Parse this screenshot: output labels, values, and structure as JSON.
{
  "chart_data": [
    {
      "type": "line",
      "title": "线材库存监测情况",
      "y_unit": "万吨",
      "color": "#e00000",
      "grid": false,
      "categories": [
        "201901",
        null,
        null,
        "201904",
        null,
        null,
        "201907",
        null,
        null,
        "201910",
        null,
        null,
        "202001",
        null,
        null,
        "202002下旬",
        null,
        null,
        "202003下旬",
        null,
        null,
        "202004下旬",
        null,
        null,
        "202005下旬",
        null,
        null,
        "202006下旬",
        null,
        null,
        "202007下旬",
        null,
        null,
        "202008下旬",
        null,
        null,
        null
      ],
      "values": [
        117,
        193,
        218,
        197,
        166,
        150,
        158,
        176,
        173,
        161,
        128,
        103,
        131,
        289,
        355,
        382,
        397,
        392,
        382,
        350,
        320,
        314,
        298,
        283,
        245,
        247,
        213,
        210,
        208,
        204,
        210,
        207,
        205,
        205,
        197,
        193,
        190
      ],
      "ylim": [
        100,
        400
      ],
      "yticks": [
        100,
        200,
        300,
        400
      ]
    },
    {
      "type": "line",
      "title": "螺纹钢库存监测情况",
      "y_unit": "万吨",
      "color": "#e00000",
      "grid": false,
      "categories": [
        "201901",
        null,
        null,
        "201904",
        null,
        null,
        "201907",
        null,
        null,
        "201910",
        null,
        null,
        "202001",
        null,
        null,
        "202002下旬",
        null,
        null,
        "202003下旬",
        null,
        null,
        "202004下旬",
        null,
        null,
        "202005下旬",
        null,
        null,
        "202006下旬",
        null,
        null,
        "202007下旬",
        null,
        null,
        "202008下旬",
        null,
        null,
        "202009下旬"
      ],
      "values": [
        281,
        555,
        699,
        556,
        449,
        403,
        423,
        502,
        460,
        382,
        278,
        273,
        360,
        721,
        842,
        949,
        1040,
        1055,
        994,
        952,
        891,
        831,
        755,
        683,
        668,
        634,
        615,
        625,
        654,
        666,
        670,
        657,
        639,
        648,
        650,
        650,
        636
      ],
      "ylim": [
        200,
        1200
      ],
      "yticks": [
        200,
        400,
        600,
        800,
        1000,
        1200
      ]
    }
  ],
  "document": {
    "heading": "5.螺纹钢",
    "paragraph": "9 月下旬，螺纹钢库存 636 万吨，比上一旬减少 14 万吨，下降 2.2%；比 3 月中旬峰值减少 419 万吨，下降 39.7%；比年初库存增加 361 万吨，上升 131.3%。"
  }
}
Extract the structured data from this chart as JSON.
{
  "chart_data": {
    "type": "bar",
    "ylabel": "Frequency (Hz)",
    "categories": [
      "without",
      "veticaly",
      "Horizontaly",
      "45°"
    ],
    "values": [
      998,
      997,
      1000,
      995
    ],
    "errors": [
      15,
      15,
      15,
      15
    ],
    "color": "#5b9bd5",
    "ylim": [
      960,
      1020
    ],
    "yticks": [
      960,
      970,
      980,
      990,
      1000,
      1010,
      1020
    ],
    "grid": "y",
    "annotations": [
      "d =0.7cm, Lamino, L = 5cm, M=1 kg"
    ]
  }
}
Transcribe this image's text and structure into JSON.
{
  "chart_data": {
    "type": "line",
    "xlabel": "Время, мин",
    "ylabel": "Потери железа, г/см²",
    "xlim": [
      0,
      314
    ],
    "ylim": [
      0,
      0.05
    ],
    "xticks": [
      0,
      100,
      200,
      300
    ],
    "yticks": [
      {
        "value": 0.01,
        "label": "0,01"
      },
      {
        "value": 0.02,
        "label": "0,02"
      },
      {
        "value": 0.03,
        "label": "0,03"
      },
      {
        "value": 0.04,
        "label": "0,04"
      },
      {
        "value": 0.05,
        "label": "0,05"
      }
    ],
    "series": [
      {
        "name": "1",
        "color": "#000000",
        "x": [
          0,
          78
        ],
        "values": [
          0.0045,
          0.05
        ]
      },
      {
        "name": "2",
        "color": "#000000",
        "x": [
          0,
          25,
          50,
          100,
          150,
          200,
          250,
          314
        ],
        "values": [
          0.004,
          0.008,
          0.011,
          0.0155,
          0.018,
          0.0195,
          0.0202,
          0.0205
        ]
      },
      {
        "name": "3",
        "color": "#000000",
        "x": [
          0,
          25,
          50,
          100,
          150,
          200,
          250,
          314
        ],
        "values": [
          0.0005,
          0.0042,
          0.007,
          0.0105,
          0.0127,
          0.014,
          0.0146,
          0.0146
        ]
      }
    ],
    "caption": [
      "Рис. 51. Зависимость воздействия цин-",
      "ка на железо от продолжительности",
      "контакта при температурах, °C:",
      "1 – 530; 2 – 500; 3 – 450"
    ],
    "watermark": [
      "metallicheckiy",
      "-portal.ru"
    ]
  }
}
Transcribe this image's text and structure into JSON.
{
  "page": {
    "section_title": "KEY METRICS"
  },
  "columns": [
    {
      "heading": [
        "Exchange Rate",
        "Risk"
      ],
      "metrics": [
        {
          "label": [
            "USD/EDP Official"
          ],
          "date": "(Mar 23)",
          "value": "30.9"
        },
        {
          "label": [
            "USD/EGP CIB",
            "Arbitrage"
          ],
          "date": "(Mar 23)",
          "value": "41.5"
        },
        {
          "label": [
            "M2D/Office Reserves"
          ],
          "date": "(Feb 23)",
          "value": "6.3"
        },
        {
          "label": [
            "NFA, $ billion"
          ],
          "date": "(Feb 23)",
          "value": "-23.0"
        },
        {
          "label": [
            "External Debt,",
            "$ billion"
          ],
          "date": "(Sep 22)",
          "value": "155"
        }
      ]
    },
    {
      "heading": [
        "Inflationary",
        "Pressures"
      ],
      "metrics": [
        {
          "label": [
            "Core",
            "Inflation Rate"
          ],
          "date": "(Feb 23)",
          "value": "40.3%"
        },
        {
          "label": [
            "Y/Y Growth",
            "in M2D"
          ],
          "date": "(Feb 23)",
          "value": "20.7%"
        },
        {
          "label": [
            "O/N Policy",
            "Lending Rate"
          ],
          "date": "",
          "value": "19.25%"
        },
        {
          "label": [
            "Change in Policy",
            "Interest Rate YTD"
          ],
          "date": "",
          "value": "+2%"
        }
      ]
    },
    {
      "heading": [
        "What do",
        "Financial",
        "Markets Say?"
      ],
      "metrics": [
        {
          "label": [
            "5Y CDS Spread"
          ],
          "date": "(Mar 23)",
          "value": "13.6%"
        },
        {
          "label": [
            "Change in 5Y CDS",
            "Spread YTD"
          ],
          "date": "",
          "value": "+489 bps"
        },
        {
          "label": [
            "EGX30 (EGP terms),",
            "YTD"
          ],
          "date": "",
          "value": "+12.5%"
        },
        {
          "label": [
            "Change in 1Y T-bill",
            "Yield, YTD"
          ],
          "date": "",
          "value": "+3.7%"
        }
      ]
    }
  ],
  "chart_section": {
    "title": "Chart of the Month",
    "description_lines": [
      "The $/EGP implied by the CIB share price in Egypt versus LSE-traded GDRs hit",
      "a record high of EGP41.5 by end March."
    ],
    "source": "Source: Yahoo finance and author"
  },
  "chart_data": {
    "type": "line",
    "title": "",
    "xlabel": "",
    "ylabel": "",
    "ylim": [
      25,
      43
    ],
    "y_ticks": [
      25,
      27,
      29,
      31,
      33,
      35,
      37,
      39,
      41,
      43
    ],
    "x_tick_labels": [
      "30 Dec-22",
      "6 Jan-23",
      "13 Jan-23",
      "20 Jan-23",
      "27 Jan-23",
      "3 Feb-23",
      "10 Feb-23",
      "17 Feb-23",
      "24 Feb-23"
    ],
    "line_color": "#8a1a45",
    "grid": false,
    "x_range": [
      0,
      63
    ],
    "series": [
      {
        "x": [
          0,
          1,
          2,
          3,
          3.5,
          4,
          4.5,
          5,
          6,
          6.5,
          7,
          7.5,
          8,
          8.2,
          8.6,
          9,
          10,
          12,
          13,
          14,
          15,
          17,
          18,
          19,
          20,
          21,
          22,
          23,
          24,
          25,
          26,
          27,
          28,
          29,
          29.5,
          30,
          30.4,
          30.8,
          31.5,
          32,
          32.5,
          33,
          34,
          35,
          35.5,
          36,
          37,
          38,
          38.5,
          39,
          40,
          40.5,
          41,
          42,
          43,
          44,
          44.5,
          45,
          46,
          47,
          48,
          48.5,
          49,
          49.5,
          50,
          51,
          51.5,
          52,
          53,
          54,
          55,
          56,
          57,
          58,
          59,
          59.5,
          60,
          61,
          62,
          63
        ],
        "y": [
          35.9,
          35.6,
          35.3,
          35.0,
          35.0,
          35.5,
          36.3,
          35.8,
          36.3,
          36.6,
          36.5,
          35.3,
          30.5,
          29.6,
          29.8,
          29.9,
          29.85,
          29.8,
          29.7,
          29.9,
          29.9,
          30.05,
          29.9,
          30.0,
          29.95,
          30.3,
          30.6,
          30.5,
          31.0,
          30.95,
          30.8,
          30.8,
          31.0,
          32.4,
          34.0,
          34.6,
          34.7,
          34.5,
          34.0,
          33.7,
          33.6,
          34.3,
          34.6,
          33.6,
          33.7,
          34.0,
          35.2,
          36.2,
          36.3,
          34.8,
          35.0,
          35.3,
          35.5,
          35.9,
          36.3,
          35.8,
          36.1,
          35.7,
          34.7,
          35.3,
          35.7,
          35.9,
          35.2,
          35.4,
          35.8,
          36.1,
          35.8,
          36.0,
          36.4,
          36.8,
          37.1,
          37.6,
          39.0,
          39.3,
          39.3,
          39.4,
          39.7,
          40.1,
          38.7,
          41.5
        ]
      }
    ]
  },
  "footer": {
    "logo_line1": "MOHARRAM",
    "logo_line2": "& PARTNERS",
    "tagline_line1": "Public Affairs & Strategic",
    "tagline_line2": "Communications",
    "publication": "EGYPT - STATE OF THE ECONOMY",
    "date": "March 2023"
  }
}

> **SET PROBLEM**: Find the word "this" and list each line it appears in.

> **FINISHED EXERCISE**:
Parse this screenshot: output labels, values, and structure as JSON.
Extract the structured data from this chart as JSON.
Transcribe this image's text and structure into JSON.
Transcribe this image's text and structure into JSON.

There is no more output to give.